Make an exact copy of the entries below.

Data entries
----------------

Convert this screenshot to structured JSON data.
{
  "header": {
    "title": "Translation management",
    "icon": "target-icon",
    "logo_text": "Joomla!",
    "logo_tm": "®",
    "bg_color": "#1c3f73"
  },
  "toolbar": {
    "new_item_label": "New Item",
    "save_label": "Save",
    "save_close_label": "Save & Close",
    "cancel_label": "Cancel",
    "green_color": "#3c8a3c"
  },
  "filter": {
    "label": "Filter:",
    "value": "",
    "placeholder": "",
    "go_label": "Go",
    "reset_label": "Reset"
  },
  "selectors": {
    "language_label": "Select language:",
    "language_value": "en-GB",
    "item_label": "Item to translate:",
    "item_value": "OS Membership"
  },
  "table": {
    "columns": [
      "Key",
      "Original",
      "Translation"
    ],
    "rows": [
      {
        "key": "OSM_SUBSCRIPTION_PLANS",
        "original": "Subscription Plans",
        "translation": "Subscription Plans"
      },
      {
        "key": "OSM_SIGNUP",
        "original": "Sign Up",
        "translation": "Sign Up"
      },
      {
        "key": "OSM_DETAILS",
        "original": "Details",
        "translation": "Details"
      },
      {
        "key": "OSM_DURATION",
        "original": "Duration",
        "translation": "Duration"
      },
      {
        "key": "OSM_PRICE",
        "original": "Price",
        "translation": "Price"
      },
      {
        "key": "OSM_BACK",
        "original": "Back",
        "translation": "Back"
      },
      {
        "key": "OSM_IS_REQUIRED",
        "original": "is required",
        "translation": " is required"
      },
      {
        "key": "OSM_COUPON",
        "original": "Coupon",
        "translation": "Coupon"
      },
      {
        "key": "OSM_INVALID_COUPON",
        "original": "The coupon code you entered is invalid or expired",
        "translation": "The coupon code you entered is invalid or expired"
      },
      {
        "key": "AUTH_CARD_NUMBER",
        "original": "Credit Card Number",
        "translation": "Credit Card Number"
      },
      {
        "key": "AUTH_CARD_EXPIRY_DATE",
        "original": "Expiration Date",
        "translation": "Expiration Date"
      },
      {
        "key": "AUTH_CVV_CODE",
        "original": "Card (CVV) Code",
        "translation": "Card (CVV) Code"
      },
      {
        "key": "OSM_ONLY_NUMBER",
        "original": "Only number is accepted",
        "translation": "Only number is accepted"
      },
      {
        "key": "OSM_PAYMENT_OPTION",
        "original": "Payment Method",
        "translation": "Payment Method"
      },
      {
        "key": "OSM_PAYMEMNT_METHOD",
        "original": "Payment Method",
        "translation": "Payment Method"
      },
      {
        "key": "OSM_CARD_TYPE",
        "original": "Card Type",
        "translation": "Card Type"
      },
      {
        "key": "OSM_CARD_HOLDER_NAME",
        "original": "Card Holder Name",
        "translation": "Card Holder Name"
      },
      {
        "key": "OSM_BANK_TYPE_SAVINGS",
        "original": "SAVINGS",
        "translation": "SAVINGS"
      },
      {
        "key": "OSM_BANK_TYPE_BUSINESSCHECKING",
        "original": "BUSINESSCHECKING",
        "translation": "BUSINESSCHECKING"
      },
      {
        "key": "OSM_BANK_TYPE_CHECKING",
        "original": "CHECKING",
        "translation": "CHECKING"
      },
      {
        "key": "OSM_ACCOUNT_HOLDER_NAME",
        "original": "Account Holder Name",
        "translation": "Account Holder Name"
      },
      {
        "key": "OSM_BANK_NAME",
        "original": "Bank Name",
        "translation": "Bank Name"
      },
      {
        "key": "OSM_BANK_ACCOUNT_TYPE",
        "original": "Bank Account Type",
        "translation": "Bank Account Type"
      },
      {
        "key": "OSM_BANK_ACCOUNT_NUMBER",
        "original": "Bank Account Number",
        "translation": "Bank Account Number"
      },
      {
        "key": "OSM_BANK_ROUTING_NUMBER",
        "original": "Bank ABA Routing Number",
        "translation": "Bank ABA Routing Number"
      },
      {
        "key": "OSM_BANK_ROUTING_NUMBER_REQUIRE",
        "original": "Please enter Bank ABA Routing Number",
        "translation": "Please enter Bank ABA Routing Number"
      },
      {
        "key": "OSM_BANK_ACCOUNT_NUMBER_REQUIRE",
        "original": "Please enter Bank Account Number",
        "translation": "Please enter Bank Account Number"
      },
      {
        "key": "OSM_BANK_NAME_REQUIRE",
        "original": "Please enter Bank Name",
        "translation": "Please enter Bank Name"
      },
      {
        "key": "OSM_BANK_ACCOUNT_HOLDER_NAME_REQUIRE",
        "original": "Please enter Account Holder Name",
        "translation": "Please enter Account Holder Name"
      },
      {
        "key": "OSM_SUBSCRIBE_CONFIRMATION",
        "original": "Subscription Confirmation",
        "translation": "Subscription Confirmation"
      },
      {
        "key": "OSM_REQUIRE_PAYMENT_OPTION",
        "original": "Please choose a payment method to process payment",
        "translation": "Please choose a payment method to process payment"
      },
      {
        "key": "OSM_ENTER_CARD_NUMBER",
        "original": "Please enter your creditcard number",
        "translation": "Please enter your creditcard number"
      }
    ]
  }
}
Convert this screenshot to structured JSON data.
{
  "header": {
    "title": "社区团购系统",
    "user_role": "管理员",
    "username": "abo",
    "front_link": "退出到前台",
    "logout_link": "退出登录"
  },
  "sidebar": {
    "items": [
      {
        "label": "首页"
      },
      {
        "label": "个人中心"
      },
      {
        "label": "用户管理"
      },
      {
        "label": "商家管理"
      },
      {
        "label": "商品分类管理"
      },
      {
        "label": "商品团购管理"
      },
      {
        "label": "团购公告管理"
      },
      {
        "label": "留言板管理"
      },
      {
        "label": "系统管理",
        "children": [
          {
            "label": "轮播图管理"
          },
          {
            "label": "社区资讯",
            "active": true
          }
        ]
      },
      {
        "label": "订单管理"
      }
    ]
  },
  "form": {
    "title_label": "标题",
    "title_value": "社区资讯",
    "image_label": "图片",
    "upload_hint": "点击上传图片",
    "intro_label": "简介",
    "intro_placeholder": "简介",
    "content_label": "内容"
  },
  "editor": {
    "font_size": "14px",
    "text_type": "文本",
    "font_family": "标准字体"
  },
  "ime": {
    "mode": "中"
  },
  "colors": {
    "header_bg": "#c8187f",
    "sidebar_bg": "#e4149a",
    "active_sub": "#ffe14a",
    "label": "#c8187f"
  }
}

----------------

Worked answer
Convert this screenshot to structured JSON data.
{
  "header": {
    "title": "Translation management",
    "icon": "target-icon",
    "logo_text": "Joomla!",
    "logo_tm": "®",
    "bg_color": "#1c3f73"
  },
  "toolbar": {
    "new_item_label": "New Item",
    "save_label": "Save",
    "save_close_label": "Save & Close",
    "cancel_label": "Cancel",
    "green_color": "#3c8a3c"
  },
  "filter": {
    "label": "Filter:",
    "value": "",
    "placeholder": "",
    "go_label": "Go",
    "reset_label": "Reset"
  },
  "selectors": {
    "language_label": "Select language:",
    "language_value": "en-GB",
    "item_label": "Item to translate:",
    "item_value": "OS Membership"
  },
  "table": {
    "columns": [
      "Key",
      "Original",
      "Translation"
    ],
    "rows": [
      {
        "key": "OSM_SUBSCRIPTION_PLANS",
        "original": "Subscription Plans",
        "translation": "Subscription Plans"
      },
      {
        "key": "OSM_SIGNUP",
        "original": "Sign Up",
        "translation": "Sign Up"
      },
      {
        "key": "OSM_DETAILS",
        "original": "Details",
        "translation": "Details"
      },
      {
        "key": "OSM_DURATION",
        "original": "Duration",
        "translation": "Duration"
      },
      {
        "key": "OSM_PRICE",
        "original": "Price",
        "translation": "Price"
      },
      {
        "key": "OSM_BACK",
        "original": "Back",
        "translation": "Back"
      },
      {
        "key": "OSM_IS_REQUIRED",
        "original": "is required",
        "translation": " is required"
      },
      {
        "key": "OSM_COUPON",
        "original": "Coupon",
        "translation": "Coupon"
      },
      {
        "key": "OSM_INVALID_COUPON",
        "original": "The coupon code you entered is invalid or expired",
        "translation": "The coupon code you entered is invalid or expired"
      },
      {
        "key": "AUTH_CARD_NUMBER",
        "original": "Credit Card Number",
        "translation": "Credit Card Number"
      },
      {
        "key": "AUTH_CARD_EXPIRY_DATE",
        "original": "Expiration Date",
        "translation": "Expiration Date"
      },
      {
        "key": "AUTH_CVV_CODE",
        "original": "Card (CVV) Code",
        "translation": "Card (CVV) Code"
      },
      {
        "key": "OSM_ONLY_NUMBER",
        "original": "Only number is accepted",
        "translation": "Only number is accepted"
      },
      {
        "key": "OSM_PAYMENT_OPTION",
        "original": "Payment Method",
        "translation": "Payment Method"
      },
      {
        "key": "OSM_PAYMEMNT_METHOD",
        "original": "Payment Method",
        "translation": "Payment Method"
      },
      {
        "key": "OSM_CARD_TYPE",
        "original": "Card Type",
        "translation": "Card Type"
      },
      {
        "key": "OSM_CARD_HOLDER_NAME",
        "original": "Card Holder Name",
        "translation": "Card Holder Name"
      },
      {
        "key": "OSM_BANK_TYPE_SAVINGS",
        "original": "SAVINGS",
        "translation": "SAVINGS"
      },
      {
        "key": "OSM_BANK_TYPE_BUSINESSCHECKING",
        "original": "BUSINESSCHECKING",
        "translation": "BUSINESSCHECKING"
      },
      {
        "key": "OSM_BANK_TYPE_CHECKING",
        "original": "CHECKING",
        "translation": "CHECKING"
      },
      {
        "key": "OSM_ACCOUNT_HOLDER_NAME",
        "original": "Account Holder Name",
        "translation": "Account Holder Name"
      },
      {
        "key": "OSM_BANK_NAME",
        "original": "Bank Name",
        "translation": "Bank Name"
      },
      {
        "key": "OSM_BANK_ACCOUNT_TYPE",
        "original": "Bank Account Type",
        "translation": "Bank Account Type"
      },
      {
        "key": "OSM_BANK_ACCOUNT_NUMBER",
        "original": "Bank Account Number",
        "translation": "Bank Account Number"
      },
      {
        "key": "OSM_BANK_ROUTING_NUMBER",
        "original": "Bank ABA Routing Number",
        "translation": "Bank ABA Routing Number"
      },
      {
        "key": "OSM_BANK_ROUTING_NUMBER_REQUIRE",
        "original": "Please enter Bank ABA Routing Number",
        "translation": "Please enter Bank ABA Routing Number"
      },
      {
        "key": "OSM_BANK_ACCOUNT_NUMBER_REQUIRE",
        "original": "Please enter Bank Account Number",
        "translation": "Please enter Bank Account Number"
      },
      {
        "key": "OSM_BANK_NAME_REQUIRE",
        "original": "Please enter Bank Name",
        "translation": "Please enter Bank Name"
      },
      {
        "key": "OSM_BANK_ACCOUNT_HOLDER_NAME_REQUIRE",
        "original": "Please enter Account Holder Name",
        "translation": "Please enter Account Holder Name"
      },
      {
        "key": "OSM_SUBSCRIBE_CONFIRMATION",
        "original": "Subscription Confirmation",
        "translation": "Subscription Confirmation"
      },
      {
        "key": "OSM_REQUIRE_PAYMENT_OPTION",
        "original": "Please choose a payment method to process payment",
        "translation": "Please choose a payment method to process payment"
      },
      {
        "key": "OSM_ENTER_CARD_NUMBER",
        "original": "Please enter your creditcard number",
        "translation": "Please enter your creditcard number"
      }
    ]
  }
}
Convert this screenshot to structured JSON data.
{
  "header": {
    "title": "社区团购系统",
    "user_role": "管理员",
    "username": "abo",
    "front_link": "退出到前台",
    "logout_link": "退出登录"
  },
  "sidebar": {
    "items": [
      {
        "label": "首页"
      },
      {
        "label": "个人中心"
      },
      {
        "label": "用户管理"
      },
      {
        "label": "商家管理"
      },
      {
        "label": "商品分类管理"
      },
      {
        "label": "商品团购管理"
      },
      {
        "label": "团购公告管理"
      },
      {
        "label": "留言板管理"
      },
      {
        "label": "系统管理",
        "children": [
          {
            "label": "轮播图管理"
          },
          {
            "label": "社区资讯",
            "active": true
          }
        ]
      },
      {
        "label": "订单管理"
      }
    ]
  },
  "form": {
    "title_label": "标题",
    "title_value": "社区资讯",
    "image_label": "图片",
    "upload_hint": "点击上传图片",
    "intro_label": "简介",
    "intro_placeholder": "简介",
    "content_label": "内容"
  },
  "editor": {
    "font_size": "14px",
    "text_type": "文本",
    "font_family": "标准字体"
  },
  "ime": {
    "mode": "中"
  },
  "colors": {
    "header_bg": "#c8187f",
    "sidebar_bg": "#e4149a",
    "active_sub": "#ffe14a",
    "label": "#c8187f"
  }
}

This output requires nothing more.